→ WRITTEN PROBLEM
Your copy of the material must match it exactly, except that pictures are dropped.

— START —

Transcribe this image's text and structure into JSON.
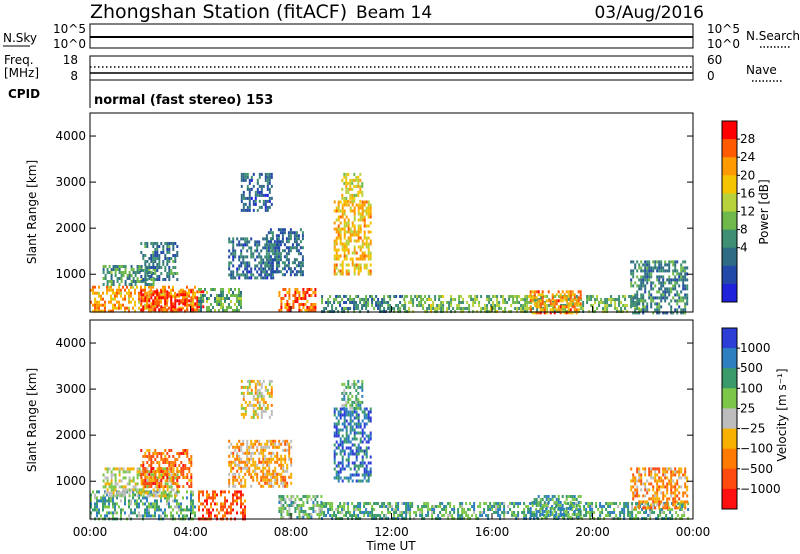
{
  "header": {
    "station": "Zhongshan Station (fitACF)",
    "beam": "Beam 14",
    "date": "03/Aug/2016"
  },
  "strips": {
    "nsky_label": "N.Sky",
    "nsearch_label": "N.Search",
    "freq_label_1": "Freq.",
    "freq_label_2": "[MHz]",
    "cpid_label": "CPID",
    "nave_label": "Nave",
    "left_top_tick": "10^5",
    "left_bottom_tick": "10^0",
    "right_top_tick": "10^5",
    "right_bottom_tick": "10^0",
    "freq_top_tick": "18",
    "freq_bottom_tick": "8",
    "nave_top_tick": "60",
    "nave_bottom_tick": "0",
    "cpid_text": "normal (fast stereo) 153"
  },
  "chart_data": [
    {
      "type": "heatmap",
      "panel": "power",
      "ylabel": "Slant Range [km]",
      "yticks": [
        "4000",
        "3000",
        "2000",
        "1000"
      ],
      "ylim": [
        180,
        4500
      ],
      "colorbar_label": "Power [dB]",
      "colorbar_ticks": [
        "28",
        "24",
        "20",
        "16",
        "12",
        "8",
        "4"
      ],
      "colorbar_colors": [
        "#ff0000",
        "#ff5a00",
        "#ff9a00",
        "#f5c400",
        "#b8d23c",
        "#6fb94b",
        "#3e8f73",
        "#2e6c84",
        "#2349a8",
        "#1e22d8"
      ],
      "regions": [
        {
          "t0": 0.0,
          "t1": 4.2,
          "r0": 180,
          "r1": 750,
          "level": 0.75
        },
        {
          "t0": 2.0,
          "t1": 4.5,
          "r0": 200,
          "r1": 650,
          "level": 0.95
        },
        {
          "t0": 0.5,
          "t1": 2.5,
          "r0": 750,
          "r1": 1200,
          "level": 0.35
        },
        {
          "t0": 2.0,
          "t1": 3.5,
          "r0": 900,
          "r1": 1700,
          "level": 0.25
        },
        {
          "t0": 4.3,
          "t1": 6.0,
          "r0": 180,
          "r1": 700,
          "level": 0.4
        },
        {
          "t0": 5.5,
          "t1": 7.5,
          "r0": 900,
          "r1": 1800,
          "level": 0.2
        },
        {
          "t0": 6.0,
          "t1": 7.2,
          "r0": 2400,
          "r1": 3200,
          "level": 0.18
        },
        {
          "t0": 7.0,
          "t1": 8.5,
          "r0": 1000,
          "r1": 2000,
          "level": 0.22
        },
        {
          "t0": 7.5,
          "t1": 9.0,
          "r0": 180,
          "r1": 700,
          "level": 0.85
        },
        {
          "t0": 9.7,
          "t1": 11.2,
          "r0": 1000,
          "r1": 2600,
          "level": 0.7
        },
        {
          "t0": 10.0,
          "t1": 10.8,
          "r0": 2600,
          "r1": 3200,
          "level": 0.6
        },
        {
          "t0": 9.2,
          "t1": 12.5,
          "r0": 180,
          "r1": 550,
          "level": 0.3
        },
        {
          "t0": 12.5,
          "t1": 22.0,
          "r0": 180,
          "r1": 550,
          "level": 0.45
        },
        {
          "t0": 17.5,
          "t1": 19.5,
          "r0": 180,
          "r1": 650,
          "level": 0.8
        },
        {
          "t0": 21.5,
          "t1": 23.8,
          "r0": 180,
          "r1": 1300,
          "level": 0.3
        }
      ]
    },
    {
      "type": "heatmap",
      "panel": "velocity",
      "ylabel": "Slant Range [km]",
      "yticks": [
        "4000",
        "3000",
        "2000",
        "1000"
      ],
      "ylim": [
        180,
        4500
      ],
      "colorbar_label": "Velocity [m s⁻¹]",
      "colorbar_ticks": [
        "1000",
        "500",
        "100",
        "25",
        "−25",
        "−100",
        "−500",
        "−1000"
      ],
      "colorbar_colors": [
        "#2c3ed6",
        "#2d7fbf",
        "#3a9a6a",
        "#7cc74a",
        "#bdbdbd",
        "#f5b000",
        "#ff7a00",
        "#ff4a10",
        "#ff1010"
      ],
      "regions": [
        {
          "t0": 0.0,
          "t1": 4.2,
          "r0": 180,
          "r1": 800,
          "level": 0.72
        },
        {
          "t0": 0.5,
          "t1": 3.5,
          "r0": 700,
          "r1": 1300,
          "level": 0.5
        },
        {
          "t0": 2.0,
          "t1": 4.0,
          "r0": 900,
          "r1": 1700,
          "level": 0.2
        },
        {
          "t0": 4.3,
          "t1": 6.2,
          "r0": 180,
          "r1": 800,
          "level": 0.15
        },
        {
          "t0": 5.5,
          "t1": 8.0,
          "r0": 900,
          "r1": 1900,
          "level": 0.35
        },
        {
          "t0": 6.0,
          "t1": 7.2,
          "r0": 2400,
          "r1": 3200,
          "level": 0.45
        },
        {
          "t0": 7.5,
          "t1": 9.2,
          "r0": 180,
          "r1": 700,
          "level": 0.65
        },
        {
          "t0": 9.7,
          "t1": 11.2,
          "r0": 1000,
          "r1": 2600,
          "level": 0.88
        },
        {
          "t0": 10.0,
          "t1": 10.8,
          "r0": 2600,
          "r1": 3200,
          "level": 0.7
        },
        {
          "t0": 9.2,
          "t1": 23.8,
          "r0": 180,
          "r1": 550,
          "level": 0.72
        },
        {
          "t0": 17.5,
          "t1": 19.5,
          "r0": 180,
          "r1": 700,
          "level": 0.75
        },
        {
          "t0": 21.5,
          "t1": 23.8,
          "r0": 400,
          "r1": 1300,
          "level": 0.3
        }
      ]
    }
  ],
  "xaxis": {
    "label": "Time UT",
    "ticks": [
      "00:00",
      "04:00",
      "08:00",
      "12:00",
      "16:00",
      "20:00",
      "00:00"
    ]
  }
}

— END —

→ RESULT BELOW
Transcribe this image's text and structure into JSON.
{
  "header": {
    "station": "Zhongshan Station (fitACF)",
    "beam": "Beam 14",
    "date": "03/Aug/2016"
  },
  "strips": {
    "nsky_label": "N.Sky",
    "nsearch_label": "N.Search",
    "freq_label_1": "Freq.",
    "freq_label_2": "[MHz]",
    "cpid_label": "CPID",
    "nave_label": "Nave",
    "left_top_tick": "10^5",
    "left_bottom_tick": "10^0",
    "right_top_tick": "10^5",
    "right_bottom_tick": "10^0",
    "freq_top_tick": "18",
    "freq_bottom_tick": "8",
    "nave_top_tick": "60",
    "nave_bottom_tick": "0",
    "cpid_text": "normal (fast stereo) 153"
  },
  "chart_data": [
    {
      "type": "heatmap",
      "panel": "power",
      "ylabel": "Slant Range [km]",
      "yticks": [
        "4000",
        "3000",
        "2000",
        "1000"
      ],
      "ylim": [
        180,
        4500
      ],
      "colorbar_label": "Power [dB]",
      "colorbar_ticks": [
        "28",
        "24",
        "20",
        "16",
        "12",
        "8",
        "4"
      ],
      "colorbar_colors": [
        "#ff0000",
        "#ff5a00",
        "#ff9a00",
        "#f5c400",
        "#b8d23c",
        "#6fb94b",
        "#3e8f73",
        "#2e6c84",
        "#2349a8",
        "#1e22d8"
      ],
      "regions": [
        {
          "t0": 0.0,
          "t1": 4.2,
          "r0": 180,
          "r1": 750,
          "level": 0.75
        },
        {
          "t0": 2.0,
          "t1": 4.5,
          "r0": 200,
          "r1": 650,
          "level": 0.95
        },
        {
          "t0": 0.5,
          "t1": 2.5,
          "r0": 750,
          "r1": 1200,
          "level": 0.35
        },
        {
          "t0": 2.0,
          "t1": 3.5,
          "r0": 900,
          "r1": 1700,
          "level": 0.25
        },
        {
          "t0": 4.3,
          "t1": 6.0,
          "r0": 180,
          "r1": 700,
          "level": 0.4
        },
        {
          "t0": 5.5,
          "t1": 7.5,
          "r0": 900,
          "r1": 1800,
          "level": 0.2
        },
        {
          "t0": 6.0,
          "t1": 7.2,
          "r0": 2400,
          "r1": 3200,
          "level": 0.18
        },
        {
          "t0": 7.0,
          "t1": 8.5,
          "r0": 1000,
          "r1": 2000,
          "level": 0.22
        },
        {
          "t0": 7.5,
          "t1": 9.0,
          "r0": 180,
          "r1": 700,
          "level": 0.85
        },
        {
          "t0": 9.7,
          "t1": 11.2,
          "r0": 1000,
          "r1": 2600,
          "level": 0.7
        },
        {
          "t0": 10.0,
          "t1": 10.8,
          "r0": 2600,
          "r1": 3200,
          "level": 0.6
        },
        {
          "t0": 9.2,
          "t1": 12.5,
          "r0": 180,
          "r1": 550,
          "level": 0.3
        },
        {
          "t0": 12.5,
          "t1": 22.0,
          "r0": 180,
          "r1": 550,
          "level": 0.45
        },
        {
          "t0": 17.5,
          "t1": 19.5,
          "r0": 180,
          "r1": 650,
          "level": 0.8
        },
        {
          "t0": 21.5,
          "t1": 23.8,
          "r0": 180,
          "r1": 1300,
          "level": 0.3
        }
      ]
    },
    {
      "type": "heatmap",
      "panel": "velocity",
      "ylabel": "Slant Range [km]",
      "yticks": [
        "4000",
        "3000",
        "2000",
        "1000"
      ],
      "ylim": [
        180,
        4500
      ],
      "colorbar_label": "Velocity [m s⁻¹]",
      "colorbar_ticks": [
        "1000",
        "500",
        "100",
        "25",
        "−25",
        "−100",
        "−500",
        "−1000"
      ],
      "colorbar_colors": [
        "#2c3ed6",
        "#2d7fbf",
        "#3a9a6a",
        "#7cc74a",
        "#bdbdbd",
        "#f5b000",
        "#ff7a00",
        "#ff4a10",
        "#ff1010"
      ],
      "regions": [
        {
          "t0": 0.0,
          "t1": 4.2,
          "r0": 180,
          "r1": 800,
          "level": 0.72
        },
        {
          "t0": 0.5,
          "t1": 3.5,
          "r0": 700,
          "r1": 1300,
          "level": 0.5
        },
        {
          "t0": 2.0,
          "t1": 4.0,
          "r0": 900,
          "r1": 1700,
          "level": 0.2
        },
        {
          "t0": 4.3,
          "t1": 6.2,
          "r0": 180,
          "r1": 800,
          "level": 0.15
        },
        {
          "t0": 5.5,
          "t1": 8.0,
          "r0": 900,
          "r1": 1900,
          "level": 0.35
        },
        {
          "t0": 6.0,
          "t1": 7.2,
          "r0": 2400,
          "r1": 3200,
          "level": 0.45
        },
        {
          "t0": 7.5,
          "t1": 9.2,
          "r0": 180,
          "r1": 700,
          "level": 0.65
        },
        {
          "t0": 9.7,
          "t1": 11.2,
          "r0": 1000,
          "r1": 2600,
          "level": 0.88
        },
        {
          "t0": 10.0,
          "t1": 10.8,
          "r0": 2600,
          "r1": 3200,
          "level": 0.7
        },
        {
          "t0": 9.2,
          "t1": 23.8,
          "r0": 180,
          "r1": 550,
          "level": 0.72
        },
        {
          "t0": 17.5,
          "t1": 19.5,
          "r0": 180,
          "r1": 700,
          "level": 0.75
        },
        {
          "t0": 21.5,
          "t1": 23.8,
          "r0": 400,
          "r1": 1300,
          "level": 0.3
        }
      ]
    }
  ],
  "xaxis": {
    "label": "Time UT",
    "ticks": [
      "00:00",
      "04:00",
      "08:00",
      "12:00",
      "16:00",
      "20:00",
      "00:00"
    ]
  }
}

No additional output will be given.